(Data records)
* BEGIN *
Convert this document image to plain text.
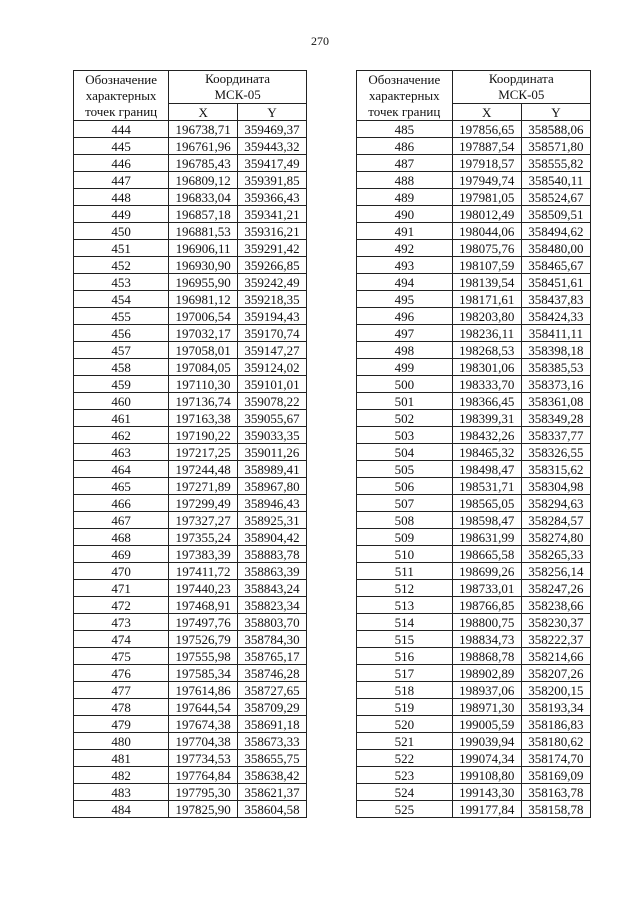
270
Обозначение
характерных
точек границ	Координата
МСК-05	

	X	Y
444	196738,71	359469,37
445	196761,96	359443,32
446	196785,43	359417,49
447	196809,12	359391,85
448	196833,04	359366,43
449	196857,18	359341,21
450	196881,53	359316,21
451	196906,11	359291,42
452	196930,90	359266,85
453	196955,90	359242,49
454	196981,12	359218,35
455	197006,54	359194,43
456	197032,17	359170,74
457	197058,01	359147,27
458	197084,05	359124,02
459	197110,30	359101,01
460	197136,74	359078,22
461	197163,38	359055,67
462	197190,22	359033,35
463	197217,25	359011,26
464	197244,48	358989,41
465	197271,89	358967,80
466	197299,49	358946,43
467	197327,27	358925,31
468	197355,24	358904,42
469	197383,39	358883,78
470	197411,72	358863,39
471	197440,23	358843,24
472	197468,91	358823,34
473	197497,76	358803,70
474	197526,79	358784,30
475	197555,98	358765,17
476	197585,34	358746,28
477	197614,86	358727,65
478	197644,54	358709,29
479	197674,38	358691,18
480	197704,38	358673,33
481	197734,53	358655,75
482	197764,84	358638,42
483	197795,30	358621,37
484	197825,90	358604,58
Обозначение
характерных
точек границ	Координата
МСК-05	

	X	Y
485	197856,65	358588,06
486	197887,54	358571,80
487	197918,57	358555,82
488	197949,74	358540,11
489	197981,05	358524,67
490	198012,49	358509,51
491	198044,06	358494,62
492	198075,76	358480,00
493	198107,59	358465,67
494	198139,54	358451,61
495	198171,61	358437,83
496	198203,80	358424,33
497	198236,11	358411,11
498	198268,53	358398,18
499	198301,06	358385,53
500	198333,70	358373,16
501	198366,45	358361,08
502	198399,31	358349,28
503	198432,26	358337,77
504	198465,32	358326,55
505	198498,47	358315,62
506	198531,71	358304,98
507	198565,05	358294,63
508	198598,47	358284,57
509	198631,99	358274,80
510	198665,58	358265,33
511	198699,26	358256,14
512	198733,01	358247,26
513	198766,85	358238,66
514	198800,75	358230,37
515	198834,73	358222,37
516	198868,78	358214,66
517	198902,89	358207,26
518	198937,06	358200,15
519	198971,30	358193,34
520	199005,59	358186,83
521	199039,94	358180,62
522	199074,34	358174,70
523	199108,80	358169,09
524	199143,30	358163,78
525	199177,84	358158,78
* END *
● Aim of the task
None of the pictures should appear; repeat the records exactly otherwise.

● Expected answer
Convert this document image to plain text.
270
Обозначение
характерных
точек границ	Координата
МСК-05	

	X	Y
444	196738,71	359469,37
445	196761,96	359443,32
446	196785,43	359417,49
447	196809,12	359391,85
448	196833,04	359366,43
449	196857,18	359341,21
450	196881,53	359316,21
451	196906,11	359291,42
452	196930,90	359266,85
453	196955,90	359242,49
454	196981,12	359218,35
455	197006,54	359194,43
456	197032,17	359170,74
457	197058,01	359147,27
458	197084,05	359124,02
459	197110,30	359101,01
460	197136,74	359078,22
461	197163,38	359055,67
462	197190,22	359033,35
463	197217,25	359011,26
464	197244,48	358989,41
465	197271,89	358967,80
466	197299,49	358946,43
467	197327,27	358925,31
468	197355,24	358904,42
469	197383,39	358883,78
470	197411,72	358863,39
471	197440,23	358843,24
472	197468,91	358823,34
473	197497,76	358803,70
474	197526,79	358784,30
475	197555,98	358765,17
476	197585,34	358746,28
477	197614,86	358727,65
478	197644,54	358709,29
479	197674,38	358691,18
480	197704,38	358673,33
481	197734,53	358655,75
482	197764,84	358638,42
483	197795,30	358621,37
484	197825,90	358604,58
Обозначение
характерных
точек границ	Координата
МСК-05	

	X	Y
485	197856,65	358588,06
486	197887,54	358571,80
487	197918,57	358555,82
488	197949,74	358540,11
489	197981,05	358524,67
490	198012,49	358509,51
491	198044,06	358494,62
492	198075,76	358480,00
493	198107,59	358465,67
494	198139,54	358451,61
495	198171,61	358437,83
496	198203,80	358424,33
497	198236,11	358411,11
498	198268,53	358398,18
499	198301,06	358385,53
500	198333,70	358373,16
501	198366,45	358361,08
502	198399,31	358349,28
503	198432,26	358337,77
504	198465,32	358326,55
505	198498,47	358315,62
506	198531,71	358304,98
507	198565,05	358294,63
508	198598,47	358284,57
509	198631,99	358274,80
510	198665,58	358265,33
511	198699,26	358256,14
512	198733,01	358247,26
513	198766,85	358238,66
514	198800,75	358230,37
515	198834,73	358222,37
516	198868,78	358214,66
517	198902,89	358207,26
518	198937,06	358200,15
519	198971,30	358193,34
520	199005,59	358186,83
521	199039,94	358180,62
522	199074,34	358174,70
523	199108,80	358169,09
524	199143,30	358163,78
525	199177,84	358158,78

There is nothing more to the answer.